▸ Goal of the exercise: Update the rows below by putting "Sonnenscheinstunden" in place of "Sonnenstunden" everywhere it appears. Leave everything else unchanged.

▸ Dataset excerpts:
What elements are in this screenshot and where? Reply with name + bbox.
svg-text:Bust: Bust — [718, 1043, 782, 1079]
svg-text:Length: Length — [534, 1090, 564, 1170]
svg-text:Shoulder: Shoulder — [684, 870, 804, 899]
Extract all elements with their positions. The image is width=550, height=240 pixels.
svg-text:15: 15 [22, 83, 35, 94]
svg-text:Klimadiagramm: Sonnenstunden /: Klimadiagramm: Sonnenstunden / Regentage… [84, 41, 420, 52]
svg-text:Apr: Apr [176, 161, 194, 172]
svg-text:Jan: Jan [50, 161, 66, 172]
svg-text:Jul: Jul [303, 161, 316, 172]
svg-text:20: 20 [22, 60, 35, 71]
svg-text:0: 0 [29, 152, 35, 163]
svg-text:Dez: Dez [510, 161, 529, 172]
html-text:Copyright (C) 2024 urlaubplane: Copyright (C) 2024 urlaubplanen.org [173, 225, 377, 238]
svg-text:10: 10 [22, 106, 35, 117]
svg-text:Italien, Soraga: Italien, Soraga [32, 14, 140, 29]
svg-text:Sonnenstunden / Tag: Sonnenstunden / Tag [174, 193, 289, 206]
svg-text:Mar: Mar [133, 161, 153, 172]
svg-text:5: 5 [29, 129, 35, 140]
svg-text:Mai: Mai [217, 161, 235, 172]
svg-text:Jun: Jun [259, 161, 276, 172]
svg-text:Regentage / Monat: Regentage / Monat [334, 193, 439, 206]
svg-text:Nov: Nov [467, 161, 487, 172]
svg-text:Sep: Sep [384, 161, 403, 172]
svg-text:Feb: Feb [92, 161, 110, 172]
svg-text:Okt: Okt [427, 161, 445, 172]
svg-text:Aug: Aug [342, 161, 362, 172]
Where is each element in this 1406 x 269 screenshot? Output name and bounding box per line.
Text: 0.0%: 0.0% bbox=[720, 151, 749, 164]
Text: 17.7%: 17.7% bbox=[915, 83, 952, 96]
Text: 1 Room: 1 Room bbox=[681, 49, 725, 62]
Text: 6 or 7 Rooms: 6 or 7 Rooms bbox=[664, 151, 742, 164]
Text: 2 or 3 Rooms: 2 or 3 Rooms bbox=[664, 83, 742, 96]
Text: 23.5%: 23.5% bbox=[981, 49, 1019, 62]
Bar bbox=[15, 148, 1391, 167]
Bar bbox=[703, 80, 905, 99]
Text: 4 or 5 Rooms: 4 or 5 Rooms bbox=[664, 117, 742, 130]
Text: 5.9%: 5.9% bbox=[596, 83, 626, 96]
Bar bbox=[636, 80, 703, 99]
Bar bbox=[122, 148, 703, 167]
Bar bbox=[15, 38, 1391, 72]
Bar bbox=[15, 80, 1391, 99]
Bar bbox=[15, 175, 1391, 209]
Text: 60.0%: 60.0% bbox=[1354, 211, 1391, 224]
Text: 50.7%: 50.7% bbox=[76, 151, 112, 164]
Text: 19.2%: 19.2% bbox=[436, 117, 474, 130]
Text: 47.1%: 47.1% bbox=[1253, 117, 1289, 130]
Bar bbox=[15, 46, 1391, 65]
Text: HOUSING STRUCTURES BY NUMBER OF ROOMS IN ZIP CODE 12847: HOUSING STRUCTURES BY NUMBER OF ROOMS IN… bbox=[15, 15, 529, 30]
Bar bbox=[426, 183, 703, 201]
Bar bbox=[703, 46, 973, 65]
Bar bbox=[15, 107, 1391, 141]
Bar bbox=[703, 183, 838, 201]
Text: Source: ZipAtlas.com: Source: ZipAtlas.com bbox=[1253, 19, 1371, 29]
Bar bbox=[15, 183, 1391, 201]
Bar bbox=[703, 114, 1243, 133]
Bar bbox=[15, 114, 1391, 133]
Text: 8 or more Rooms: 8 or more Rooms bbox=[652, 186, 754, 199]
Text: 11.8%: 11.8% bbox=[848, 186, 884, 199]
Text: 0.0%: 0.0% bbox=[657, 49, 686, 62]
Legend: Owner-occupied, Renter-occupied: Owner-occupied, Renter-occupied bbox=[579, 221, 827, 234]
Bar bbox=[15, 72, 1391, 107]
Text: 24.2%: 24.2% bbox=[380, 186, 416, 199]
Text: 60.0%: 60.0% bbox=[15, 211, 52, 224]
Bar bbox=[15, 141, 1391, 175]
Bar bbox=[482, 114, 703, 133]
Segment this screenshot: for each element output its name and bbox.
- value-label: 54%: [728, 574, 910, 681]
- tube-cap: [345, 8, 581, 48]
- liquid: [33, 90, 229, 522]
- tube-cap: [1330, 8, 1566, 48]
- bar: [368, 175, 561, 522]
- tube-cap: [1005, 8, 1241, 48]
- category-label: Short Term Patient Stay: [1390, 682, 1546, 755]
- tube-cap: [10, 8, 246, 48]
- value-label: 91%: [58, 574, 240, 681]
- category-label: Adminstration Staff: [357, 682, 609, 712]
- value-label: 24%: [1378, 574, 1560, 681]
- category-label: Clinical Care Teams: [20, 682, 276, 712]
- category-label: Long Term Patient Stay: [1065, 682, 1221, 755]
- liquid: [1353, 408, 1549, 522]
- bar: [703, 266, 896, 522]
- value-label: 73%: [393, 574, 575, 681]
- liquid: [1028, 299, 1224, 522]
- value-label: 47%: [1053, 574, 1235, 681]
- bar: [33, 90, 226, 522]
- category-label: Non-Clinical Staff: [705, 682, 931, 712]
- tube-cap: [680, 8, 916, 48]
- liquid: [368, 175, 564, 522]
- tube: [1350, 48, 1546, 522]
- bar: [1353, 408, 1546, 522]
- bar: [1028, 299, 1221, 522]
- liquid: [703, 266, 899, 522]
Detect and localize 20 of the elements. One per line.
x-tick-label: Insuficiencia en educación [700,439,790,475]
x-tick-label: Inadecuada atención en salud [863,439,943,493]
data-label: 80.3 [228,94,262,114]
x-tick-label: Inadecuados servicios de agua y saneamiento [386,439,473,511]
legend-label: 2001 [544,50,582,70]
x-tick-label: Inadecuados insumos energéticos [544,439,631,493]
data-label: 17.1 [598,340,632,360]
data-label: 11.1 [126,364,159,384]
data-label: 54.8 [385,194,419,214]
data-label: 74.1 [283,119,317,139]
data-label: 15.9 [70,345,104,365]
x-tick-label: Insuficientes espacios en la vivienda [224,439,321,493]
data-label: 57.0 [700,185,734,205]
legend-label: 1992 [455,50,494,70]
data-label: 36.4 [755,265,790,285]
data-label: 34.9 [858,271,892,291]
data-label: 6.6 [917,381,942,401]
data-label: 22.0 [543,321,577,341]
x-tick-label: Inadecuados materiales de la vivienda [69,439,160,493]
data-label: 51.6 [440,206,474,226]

▸ Response to the exercise:
What elements are in this screenshot and where? Reply with name + bbox.
svg-text:Bust: Bust — [718, 1043, 782, 1079]
svg-text:Length: Length — [534, 1090, 564, 1170]
svg-text:Shoulder: Shoulder — [684, 870, 804, 899]
Extract all elements with their positions. The image is width=550, height=240 pixels.
svg-text:15: 15 [22, 83, 35, 94]
svg-text:Klimadiagramm: Sonnenscheinstunden /: Klimadiagramm: Sonnenscheinstunden / Regentage… [84, 41, 420, 52]
svg-text:Apr: Apr [176, 161, 194, 172]
svg-text:Jan: Jan [50, 161, 66, 172]
svg-text:Jul: Jul [303, 161, 316, 172]
svg-text:20: 20 [22, 60, 35, 71]
svg-text:0: 0 [29, 152, 35, 163]
svg-text:Dez: Dez [510, 161, 529, 172]
html-text:Copyright (C) 2024 urlaubplane: Copyright (C) 2024 urlaubplanen.org [173, 225, 377, 238]
svg-text:10: 10 [22, 106, 35, 117]
svg-text:Italien, Soraga: Italien, Soraga [32, 14, 140, 29]
svg-text:Sonnenscheinstunden / Tag: Sonnenscheinstunden / Tag [174, 193, 289, 206]
svg-text:Mar: Mar [133, 161, 153, 172]
svg-text:5: 5 [29, 129, 35, 140]
svg-text:Mai: Mai [217, 161, 235, 172]
svg-text:Jun: Jun [259, 161, 276, 172]
svg-text:Regentage / Monat: Regentage / Monat [334, 193, 439, 206]
svg-text:Nov: Nov [467, 161, 487, 172]
svg-text:Sep: Sep [384, 161, 403, 172]
svg-text:Feb: Feb [92, 161, 110, 172]
svg-text:Okt: Okt [427, 161, 445, 172]
svg-text:Aug: Aug [342, 161, 362, 172]
Where is each element in this 1406 x 269 screenshot? Output name and bounding box per line.
Text: 0.0%: 0.0% bbox=[720, 151, 749, 164]
Text: 17.7%: 17.7% bbox=[915, 83, 952, 96]
Text: 1 Room: 1 Room bbox=[681, 49, 725, 62]
Text: 6 or 7 Rooms: 6 or 7 Rooms bbox=[664, 151, 742, 164]
Text: 2 or 3 Rooms: 2 or 3 Rooms bbox=[664, 83, 742, 96]
Text: 23.5%: 23.5% bbox=[981, 49, 1019, 62]
Bar bbox=[15, 148, 1391, 167]
Bar bbox=[703, 80, 905, 99]
Text: 4 or 5 Rooms: 4 or 5 Rooms bbox=[664, 117, 742, 130]
Text: 5.9%: 5.9% bbox=[596, 83, 626, 96]
Bar bbox=[636, 80, 703, 99]
Bar bbox=[122, 148, 703, 167]
Bar bbox=[15, 38, 1391, 72]
Bar bbox=[15, 80, 1391, 99]
Bar bbox=[15, 175, 1391, 209]
Text: 60.0%: 60.0% bbox=[1354, 211, 1391, 224]
Text: 50.7%: 50.7% bbox=[76, 151, 112, 164]
Text: 19.2%: 19.2% bbox=[436, 117, 474, 130]
Text: 47.1%: 47.1% bbox=[1253, 117, 1289, 130]
Bar bbox=[15, 46, 1391, 65]
Text: HOUSING STRUCTURES BY NUMBER OF ROOMS IN ZIP CODE 12847: HOUSING STRUCTURES BY NUMBER OF ROOMS IN… bbox=[15, 15, 529, 30]
Bar bbox=[426, 183, 703, 201]
Bar bbox=[703, 46, 973, 65]
Bar bbox=[15, 107, 1391, 141]
Bar bbox=[703, 183, 838, 201]
Text: Source: ZipAtlas.com: Source: ZipAtlas.com bbox=[1253, 19, 1371, 29]
Bar bbox=[15, 183, 1391, 201]
Bar bbox=[703, 114, 1243, 133]
Bar bbox=[15, 114, 1391, 133]
Text: 8 or more Rooms: 8 or more Rooms bbox=[652, 186, 754, 199]
Text: 11.8%: 11.8% bbox=[848, 186, 884, 199]
Text: 0.0%: 0.0% bbox=[657, 49, 686, 62]
Legend: Owner-occupied, Renter-occupied: Owner-occupied, Renter-occupied bbox=[579, 221, 827, 234]
Bar bbox=[15, 72, 1391, 107]
Text: 24.2%: 24.2% bbox=[380, 186, 416, 199]
Text: 60.0%: 60.0% bbox=[15, 211, 52, 224]
Bar bbox=[15, 141, 1391, 175]
Bar bbox=[482, 114, 703, 133]
Segment this screenshot: for each element output its name and bbox.
- value-label: 54%: [728, 574, 910, 681]
- tube-cap: [345, 8, 581, 48]
- liquid: [33, 90, 229, 522]
- tube-cap: [1330, 8, 1566, 48]
- bar: [368, 175, 561, 522]
- tube-cap: [1005, 8, 1241, 48]
- category-label: Short Term Patient Stay: [1390, 682, 1546, 755]
- tube-cap: [10, 8, 246, 48]
- value-label: 91%: [58, 574, 240, 681]
- category-label: Adminstration Staff: [357, 682, 609, 712]
- value-label: 24%: [1378, 574, 1560, 681]
- category-label: Clinical Care Teams: [20, 682, 276, 712]
- category-label: Long Term Patient Stay: [1065, 682, 1221, 755]
- liquid: [1353, 408, 1549, 522]
- bar: [703, 266, 896, 522]
- value-label: 73%: [393, 574, 575, 681]
- liquid: [1028, 299, 1224, 522]
- value-label: 47%: [1053, 574, 1235, 681]
- bar: [33, 90, 226, 522]
- category-label: Non-Clinical Staff: [705, 682, 931, 712]
- tube-cap: [680, 8, 916, 48]
- liquid: [368, 175, 564, 522]
- tube: [1350, 48, 1546, 522]
- bar: [1353, 408, 1546, 522]
- bar: [1028, 299, 1221, 522]
- liquid: [703, 266, 899, 522]
Detect and localize 20 of the elements. One per line.
x-tick-label: Insuficiencia en educación [700,439,790,475]
x-tick-label: Inadecuada atención en salud [863,439,943,493]
data-label: 80.3 [228,94,262,114]
x-tick-label: Inadecuados servicios de agua y saneamiento [386,439,473,511]
legend-label: 2001 [544,50,582,70]
x-tick-label: Inadecuados insumos energéticos [544,439,631,493]
data-label: 17.1 [598,340,632,360]
data-label: 11.1 [126,364,159,384]
data-label: 54.8 [385,194,419,214]
data-label: 74.1 [283,119,317,139]
data-label: 15.9 [70,345,104,365]
x-tick-label: Insuficientes espacios en la vivienda [224,439,321,493]
data-label: 57.0 [700,185,734,205]
legend-label: 1992 [455,50,494,70]
data-label: 36.4 [755,265,790,285]
data-label: 34.9 [858,271,892,291]
data-label: 6.6 [917,381,942,401]
data-label: 22.0 [543,321,577,341]
x-tick-label: Inadecuados materiales de la vivienda [69,439,160,493]
data-label: 51.6 [440,206,474,226]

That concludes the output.